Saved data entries
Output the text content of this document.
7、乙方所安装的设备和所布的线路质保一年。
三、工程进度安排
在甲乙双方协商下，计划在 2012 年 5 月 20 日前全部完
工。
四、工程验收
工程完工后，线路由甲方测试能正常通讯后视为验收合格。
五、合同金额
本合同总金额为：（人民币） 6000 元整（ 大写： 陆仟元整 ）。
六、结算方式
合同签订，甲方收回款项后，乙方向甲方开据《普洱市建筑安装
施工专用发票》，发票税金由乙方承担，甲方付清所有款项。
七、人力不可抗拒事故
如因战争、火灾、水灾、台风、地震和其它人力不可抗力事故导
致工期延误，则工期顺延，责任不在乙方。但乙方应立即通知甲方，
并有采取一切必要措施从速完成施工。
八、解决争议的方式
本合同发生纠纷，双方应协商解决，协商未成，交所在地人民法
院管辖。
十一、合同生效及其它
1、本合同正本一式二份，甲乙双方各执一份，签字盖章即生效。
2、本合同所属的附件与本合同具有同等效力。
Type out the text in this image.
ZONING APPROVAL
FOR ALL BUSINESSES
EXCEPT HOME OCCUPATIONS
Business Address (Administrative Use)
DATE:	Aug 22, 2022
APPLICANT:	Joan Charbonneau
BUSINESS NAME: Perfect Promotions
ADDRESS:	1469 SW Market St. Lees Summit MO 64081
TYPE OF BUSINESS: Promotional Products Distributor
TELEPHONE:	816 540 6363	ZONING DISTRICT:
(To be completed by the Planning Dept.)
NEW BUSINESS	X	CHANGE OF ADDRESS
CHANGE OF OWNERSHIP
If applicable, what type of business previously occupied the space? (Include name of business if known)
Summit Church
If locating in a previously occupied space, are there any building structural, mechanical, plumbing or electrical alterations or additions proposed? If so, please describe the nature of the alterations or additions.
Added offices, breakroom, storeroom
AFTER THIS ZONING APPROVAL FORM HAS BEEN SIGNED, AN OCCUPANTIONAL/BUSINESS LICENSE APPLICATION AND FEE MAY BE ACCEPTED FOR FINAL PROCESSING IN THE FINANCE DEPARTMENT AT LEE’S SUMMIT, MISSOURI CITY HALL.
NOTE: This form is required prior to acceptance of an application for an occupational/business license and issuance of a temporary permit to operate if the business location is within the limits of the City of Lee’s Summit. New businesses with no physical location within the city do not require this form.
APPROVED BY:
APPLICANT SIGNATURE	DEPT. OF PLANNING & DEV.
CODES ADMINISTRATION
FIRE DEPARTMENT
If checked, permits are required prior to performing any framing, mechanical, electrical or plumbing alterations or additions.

(TASK DESCRIPTION) Type out the whole listing above again, exactly as it stands.

(RESPONSE TO THE EXERCISE)
Output the text content of this document.
7、乙方所安装的设备和所布的线路质保一年。
三、工程进度安排
在甲乙双方协商下，计划在 2012 年 5 月 20 日前全部完
工。
四、工程验收
工程完工后，线路由甲方测试能正常通讯后视为验收合格。
五、合同金额
本合同总金额为：（人民币） 6000 元整（ 大写： 陆仟元整 ）。
六、结算方式
合同签订，甲方收回款项后，乙方向甲方开据《普洱市建筑安装
施工专用发票》，发票税金由乙方承担，甲方付清所有款项。
七、人力不可抗拒事故
如因战争、火灾、水灾、台风、地震和其它人力不可抗力事故导
致工期延误，则工期顺延，责任不在乙方。但乙方应立即通知甲方，
并有采取一切必要措施从速完成施工。
八、解决争议的方式
本合同发生纠纷，双方应协商解决，协商未成，交所在地人民法
院管辖。
十一、合同生效及其它
1、本合同正本一式二份，甲乙双方各执一份，签字盖章即生效。
2、本合同所属的附件与本合同具有同等效力。
Type out the text in this image.
ZONING APPROVAL
FOR ALL BUSINESSES
EXCEPT HOME OCCUPATIONS
Business Address (Administrative Use)
DATE:	Aug 22, 2022
APPLICANT:	Joan Charbonneau
BUSINESS NAME: Perfect Promotions
ADDRESS:	1469 SW Market St. Lees Summit MO 64081
TYPE OF BUSINESS: Promotional Products Distributor
TELEPHONE:	816 540 6363	ZONING DISTRICT:
(To be completed by the Planning Dept.)
NEW BUSINESS	X	CHANGE OF ADDRESS
CHANGE OF OWNERSHIP
If applicable, what type of business previously occupied the space? (Include name of business if known)
Summit Church
If locating in a previously occupied space, are there any building structural, mechanical, plumbing or electrical alterations or additions proposed? If so, please describe the nature of the alterations or additions.
Added offices, breakroom, storeroom
AFTER THIS ZONING APPROVAL FORM HAS BEEN SIGNED, AN OCCUPANTIONAL/BUSINESS LICENSE APPLICATION AND FEE MAY BE ACCEPTED FOR FINAL PROCESSING IN THE FINANCE DEPARTMENT AT LEE’S SUMMIT, MISSOURI CITY HALL.
NOTE: This form is required prior to acceptance of an application for an occupational/business license and issuance of a temporary permit to operate if the business location is within the limits of the City of Lee’s Summit. New businesses with no physical location within the city do not require this form.
APPROVED BY:
APPLICANT SIGNATURE	DEPT. OF PLANNING & DEV.
CODES ADMINISTRATION
FIRE DEPARTMENT
If checked, permits are required prior to performing any framing, mechanical, electrical or plumbing alterations or additions.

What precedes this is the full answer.